### [Exercise]
Pictures within the data are to be left out; everything else must be reproduced exactly.

### [Data rows]

■ ■ ■ ■ ■ ■ ■

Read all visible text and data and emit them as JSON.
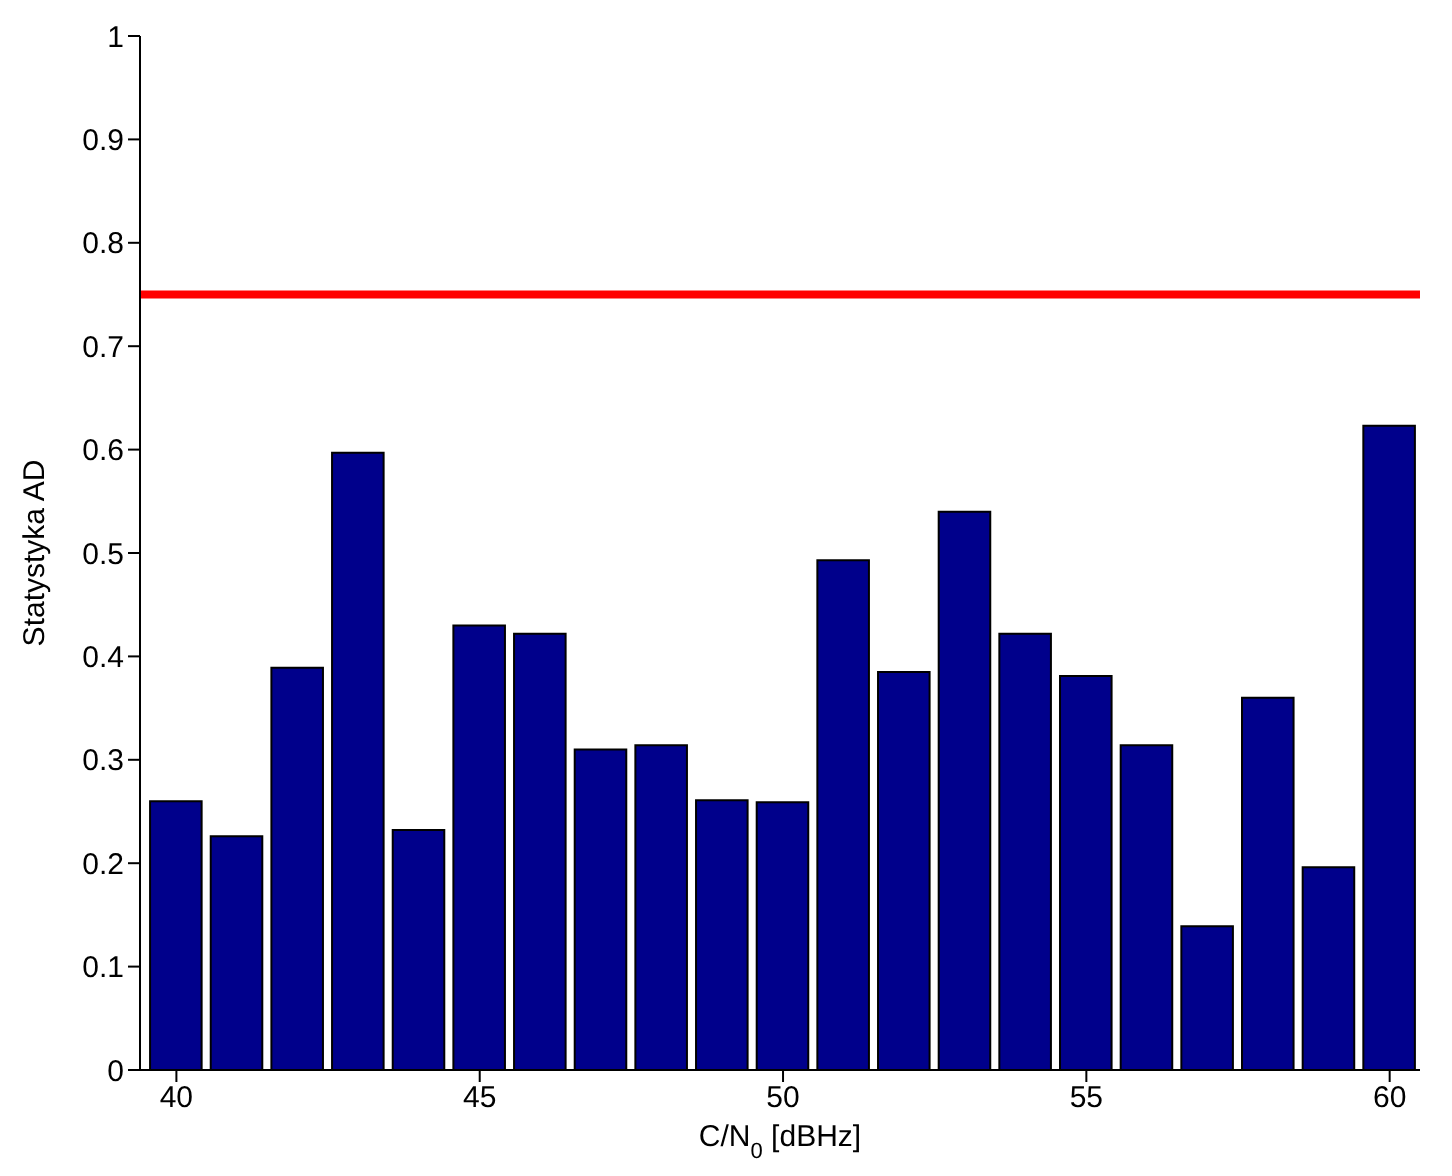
{
  "chart_data": {
    "type": "bar",
    "xlabel": "C/N$_{0}$ [dBHz]",
    "ylabel": "Statystyka AD",
    "x": [
      40,
      41,
      42,
      43,
      44,
      45,
      46,
      47,
      48,
      49,
      50,
      51,
      52,
      53,
      54,
      55,
      56,
      57,
      58,
      59,
      60
    ],
    "values": [
      0.26,
      0.226,
      0.389,
      0.597,
      0.232,
      0.43,
      0.422,
      0.31,
      0.314,
      0.261,
      0.259,
      0.493,
      0.385,
      0.54,
      0.422,
      0.381,
      0.314,
      0.139,
      0.36,
      0.196,
      0.623
    ],
    "color": "#00008b",
    "xlim": [
      39.4,
      60.5
    ],
    "xticks": [
      40,
      45,
      50,
      55,
      60
    ],
    "ylim": [
      0,
      1
    ],
    "yticks": [
      0,
      0.1,
      0.2,
      0.3,
      0.4,
      0.5,
      0.6,
      0.7,
      0.8,
      0.9,
      1
    ],
    "ref_lines": [
      {
        "axis": "y",
        "value": 0.75,
        "color": "#ff0000"
      }
    ],
    "grid": false,
    "legend": false
  }
}
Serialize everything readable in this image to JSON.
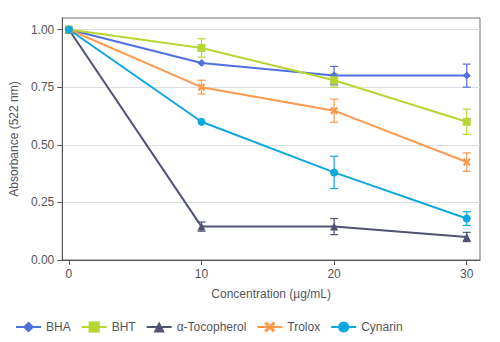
{
  "chart_data": {
    "type": "line",
    "x": [
      0,
      10,
      20,
      30
    ],
    "xlabel": "Concentration (µg/mL)",
    "ylabel": "Absorbance (522 nm)",
    "xlim": [
      -0.5,
      31
    ],
    "ylim": [
      0,
      1.05
    ],
    "xticks": [
      0,
      10,
      20,
      30
    ],
    "yticks": [
      {
        "value": 0,
        "label": "0.00"
      },
      0.25,
      {
        "value": 0.5,
        "label": "0.50"
      },
      0.75,
      {
        "value": 1.0,
        "label": "1.00"
      }
    ],
    "grid": "y",
    "legend": "lower left",
    "series": [
      {
        "name": "BHA",
        "marker": "diamond",
        "values": [
          1.0,
          0.855,
          0.8,
          0.8
        ],
        "yerr": [
          0.0,
          0.0,
          0.04,
          0.05
        ]
      },
      {
        "name": "BHT",
        "marker": "square",
        "values": [
          1.0,
          0.92,
          0.78,
          0.6
        ],
        "yerr": [
          0.0,
          0.04,
          0.03,
          0.055
        ]
      },
      {
        "name": "α-Tocopherol",
        "marker": "triangle",
        "values": [
          1.0,
          0.145,
          0.145,
          0.1
        ],
        "yerr": [
          0.0,
          0.02,
          0.035,
          0.02
        ]
      },
      {
        "name": "Trolox",
        "marker": "x",
        "values": [
          1.0,
          0.75,
          0.648,
          0.425
        ],
        "yerr": [
          0.0,
          0.03,
          0.05,
          0.04
        ]
      },
      {
        "name": "Cynarin",
        "marker": "circle",
        "values": [
          1.0,
          0.6,
          0.38,
          0.18
        ],
        "yerr": [
          0.0,
          0.0,
          0.07,
          0.03
        ]
      }
    ]
  }
}
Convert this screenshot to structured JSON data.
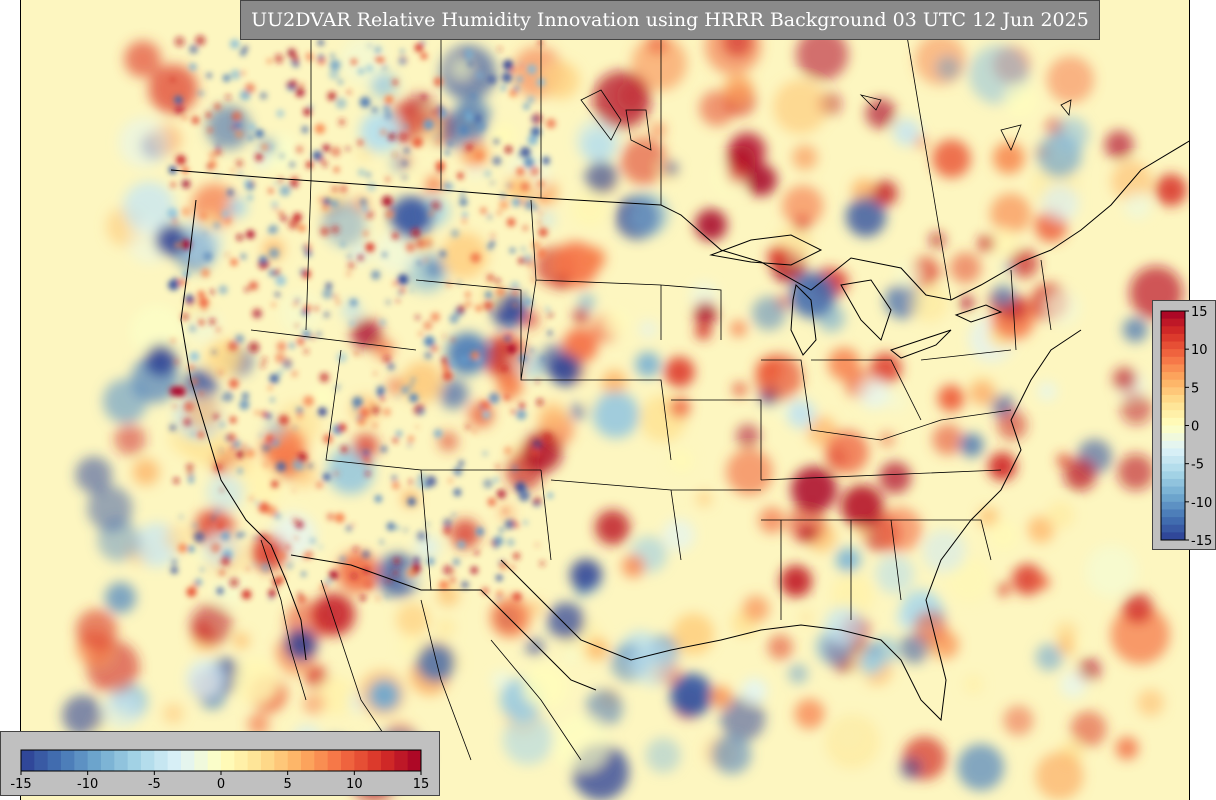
{
  "title": "UU2DVAR Relative Humidity Innovation using HRRR Background 03 UTC 12 Jun 2025",
  "colorbar_vertical": {
    "ticks": [
      "15",
      "10",
      "5",
      "0",
      "-5",
      "-10",
      "-15"
    ]
  },
  "colorbar_horizontal": {
    "ticks": [
      "-15",
      "-10",
      "-5",
      "0",
      "5",
      "10",
      "15"
    ]
  },
  "color_scale": {
    "min": -15,
    "max": 15,
    "colors": [
      "#2c3e94",
      "#4575b4",
      "#74add1",
      "#abd9e9",
      "#e0f3f8",
      "#ffffbf",
      "#fee090",
      "#fdae61",
      "#f46d43",
      "#d73027",
      "#a50026"
    ]
  }
}
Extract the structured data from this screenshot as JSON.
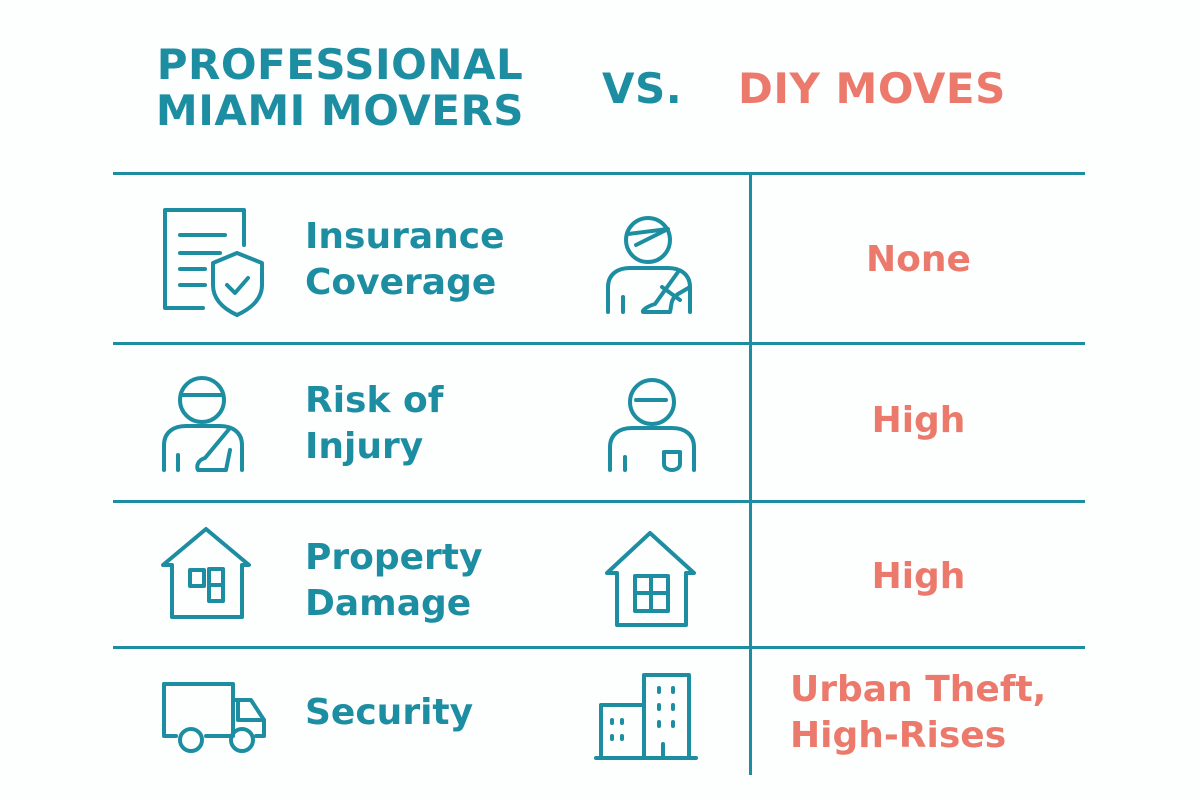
{
  "header": {
    "left_title_line1": "PROFESSIONAL",
    "left_title_line2": "MIAMI MOVERS",
    "vs": "VS.",
    "right_title": "DIY MOVES"
  },
  "colors": {
    "professional": "#1d8ea2",
    "diy": "#ec7a6c"
  },
  "rows": [
    {
      "label_line1": "Insurance",
      "label_line2": "Coverage",
      "left_icon": "document-shield-icon",
      "right_icon": "injured-person-icon",
      "diy_value": "None"
    },
    {
      "label_line1": "Risk of",
      "label_line2": "Injury",
      "left_icon": "injured-person-icon",
      "right_icon": "person-icon",
      "diy_value": "High"
    },
    {
      "label_line1": "Property",
      "label_line2": "Damage",
      "left_icon": "house-icon",
      "right_icon": "house-window-icon",
      "diy_value": "High"
    },
    {
      "label_line1": "Security",
      "left_icon": "truck-icon",
      "right_icon": "buildings-icon",
      "diy_value_line1": "Urban Theft,",
      "diy_value_line2": "High-Rises"
    }
  ]
}
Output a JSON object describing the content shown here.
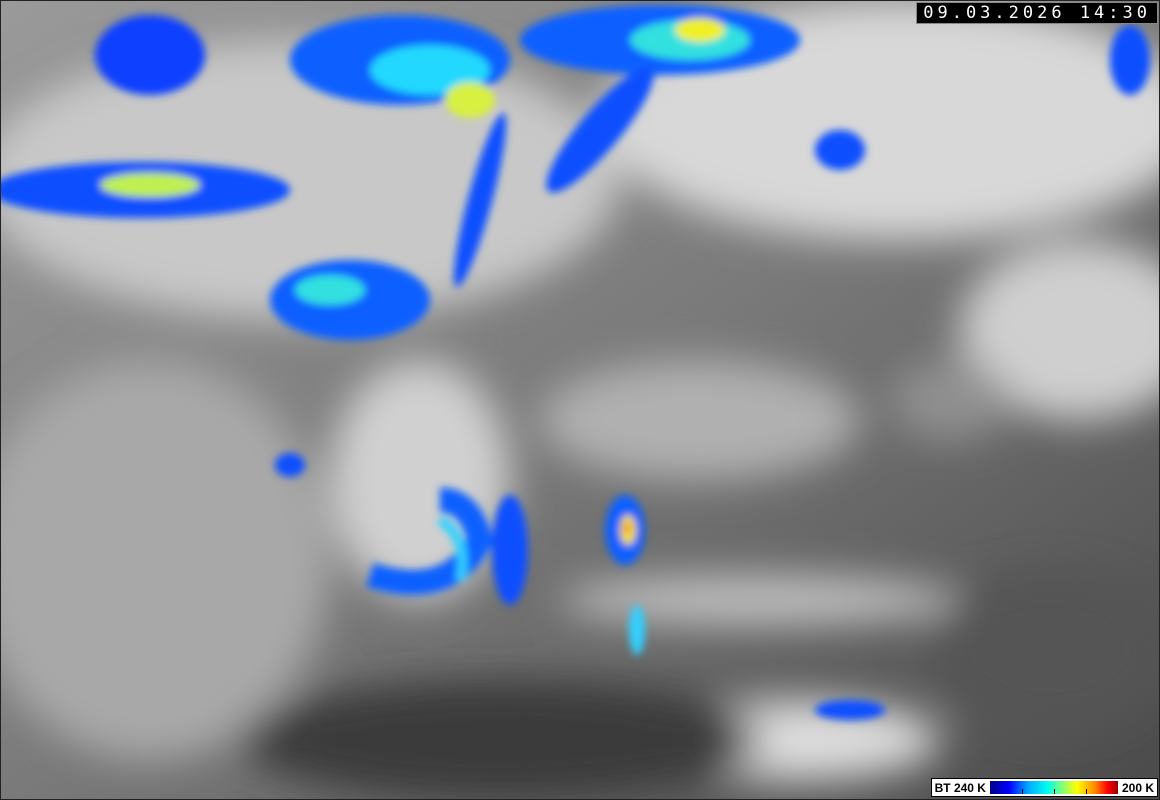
{
  "image": {
    "type": "satellite infrared brightness temperature",
    "timestamp": "09.03.2026 14:30",
    "colors": {
      "ground_gray": "#6e6e6e",
      "cloud_white": "#f0f0f0",
      "cold_blue": "#0033ff",
      "cold_cyan": "#00e0ff",
      "cold_yellow": "#ffee00",
      "cold_red": "#ff2200"
    }
  },
  "legend": {
    "left_label": "BT 240 K",
    "right_label": "200 K",
    "colorscale": [
      "#00008a",
      "#0000ff",
      "#00aaff",
      "#00ffee",
      "#aaff55",
      "#ffff00",
      "#ff8800",
      "#ff0000",
      "#990000"
    ]
  }
}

■ ■ ■ ■ ■ ■ ■

### [Task solution]
Read all visible text and data and emit them as JSON.
{
  "chart_data": {
    "type": "bar",
    "xlabel": "C/N$_{0}$ [dBHz]",
    "ylabel": "Statystyka AD",
    "x": [
      40,
      41,
      42,
      43,
      44,
      45,
      46,
      47,
      48,
      49,
      50,
      51,
      52,
      53,
      54,
      55,
      56,
      57,
      58,
      59,
      60
    ],
    "values": [
      0.26,
      0.226,
      0.389,
      0.597,
      0.232,
      0.43,
      0.422,
      0.31,
      0.314,
      0.261,
      0.259,
      0.493,
      0.385,
      0.54,
      0.422,
      0.381,
      0.314,
      0.139,
      0.36,
      0.196,
      0.623
    ],
    "color": "#00008b",
    "xlim": [
      39.4,
      60.5
    ],
    "xticks": [
      40,
      45,
      50,
      55,
      60
    ],
    "ylim": [
      0,
      1
    ],
    "yticks": [
      0,
      0.1,
      0.2,
      0.3,
      0.4,
      0.5,
      0.6,
      0.7,
      0.8,
      0.9,
      1
    ],
    "ref_lines": [
      {
        "axis": "y",
        "value": 0.75,
        "color": "#ff0000"
      }
    ],
    "grid": false,
    "legend": false
  }
}
Serialize everything readable in this image to JSON.
{
  "chart_data": {
    "type": "line",
    "x": [
      0,
      10,
      20,
      30
    ],
    "xlabel": "Concentration (µg/mL)",
    "ylabel": "Absorbance (522 nm)",
    "xlim": [
      -0.5,
      31
    ],
    "ylim": [
      0,
      1.05
    ],
    "xticks": [
      0,
      10,
      20,
      30
    ],
    "yticks": [
      {
        "value": 0,
        "label": "0.00"
      },
      0.25,
      {
        "value": 0.5,
        "label": "0.50"
      },
      0.75,
      {
        "value": 1.0,
        "label": "1.00"
      }
    ],
    "grid": "y",
    "legend": "lower left",
    "series": [
      {
        "name": "BHA",
        "marker": "diamond",
        "values": [
          1.0,
          0.855,
          0.8,
          0.8
        ],
        "yerr": [
          0.0,
          0.0,
          0.04,
          0.05
        ]
      },
      {
        "name": "BHT",
        "marker": "square",
        "values": [
          1.0,
          0.92,
          0.78,
          0.6
        ],
        "yerr": [
          0.0,
          0.04,
          0.03,
          0.055
        ]
      },
      {
        "name": "α-Tocopherol",
        "marker": "triangle",
        "values": [
          1.0,
          0.145,
          0.145,
          0.1
        ],
        "yerr": [
          0.0,
          0.02,
          0.035,
          0.02
        ]
      },
      {
        "name": "Trolox",
        "marker": "x",
        "values": [
          1.0,
          0.75,
          0.648,
          0.425
        ],
        "yerr": [
          0.0,
          0.03,
          0.05,
          0.04
        ]
      },
      {
        "name": "Cynarin",
        "marker": "circle",
        "values": [
          1.0,
          0.6,
          0.38,
          0.18
        ],
        "yerr": [
          0.0,
          0.0,
          0.07,
          0.03
        ]
      }
    ]
  }
}
Convert this screenshot to structured JSON data.
{
  "title": "UU2DVAR Relative Humidity Innovation using HRRR Background 03 UTC 12 Jun 2025",
  "colorbar_vertical": {
    "ticks": [
      "15",
      "10",
      "5",
      "0",
      "-5",
      "-10",
      "-15"
    ]
  },
  "colorbar_horizontal": {
    "ticks": [
      "-15",
      "-10",
      "-5",
      "0",
      "5",
      "10",
      "15"
    ]
  },
  "color_scale": {
    "min": -15,
    "max": 15,
    "colors": [
      "#2c3e94",
      "#4575b4",
      "#74add1",
      "#abd9e9",
      "#e0f3f8",
      "#ffffbf",
      "#fee090",
      "#fdae61",
      "#f46d43",
      "#d73027",
      "#a50026"
    ]
  }
}
Extract the structured data from this screenshot as JSON.
{
  "header": {
    "left_title_line1": "PROFESSIONAL",
    "left_title_line2": "MIAMI MOVERS",
    "vs": "VS.",
    "right_title": "DIY MOVES"
  },
  "colors": {
    "professional": "#1d8ea2",
    "diy": "#ec7a6c"
  },
  "rows": [
    {
      "label_line1": "Insurance",
      "label_line2": "Coverage",
      "left_icon": "document-shield-icon",
      "right_icon": "injured-person-icon",
      "diy_value": "None"
    },
    {
      "label_line1": "Risk of",
      "label_line2": "Injury",
      "left_icon": "injured-person-icon",
      "right_icon": "person-icon",
      "diy_value": "High"
    },
    {
      "label_line1": "Property",
      "label_line2": "Damage",
      "left_icon": "house-icon",
      "right_icon": "house-window-icon",
      "diy_value": "High"
    },
    {
      "label_line1": "Security",
      "left_icon": "truck-icon",
      "right_icon": "buildings-icon",
      "diy_value_line1": "Urban Theft,",
      "diy_value_line2": "High-Rises"
    }
  ]
}
Output a JSON object describing the content shown here.
{
  "image": {
    "type": "satellite infrared brightness temperature",
    "timestamp": "09.03.2026 14:30",
    "colors": {
      "ground_gray": "#6e6e6e",
      "cloud_white": "#f0f0f0",
      "cold_blue": "#0033ff",
      "cold_cyan": "#00e0ff",
      "cold_yellow": "#ffee00",
      "cold_red": "#ff2200"
    }
  },
  "legend": {
    "left_label": "BT 240 K",
    "right_label": "200 K",
    "colorscale": [
      "#00008a",
      "#0000ff",
      "#00aaff",
      "#00ffee",
      "#aaff55",
      "#ffff00",
      "#ff8800",
      "#ff0000",
      "#990000"
    ]
  }
}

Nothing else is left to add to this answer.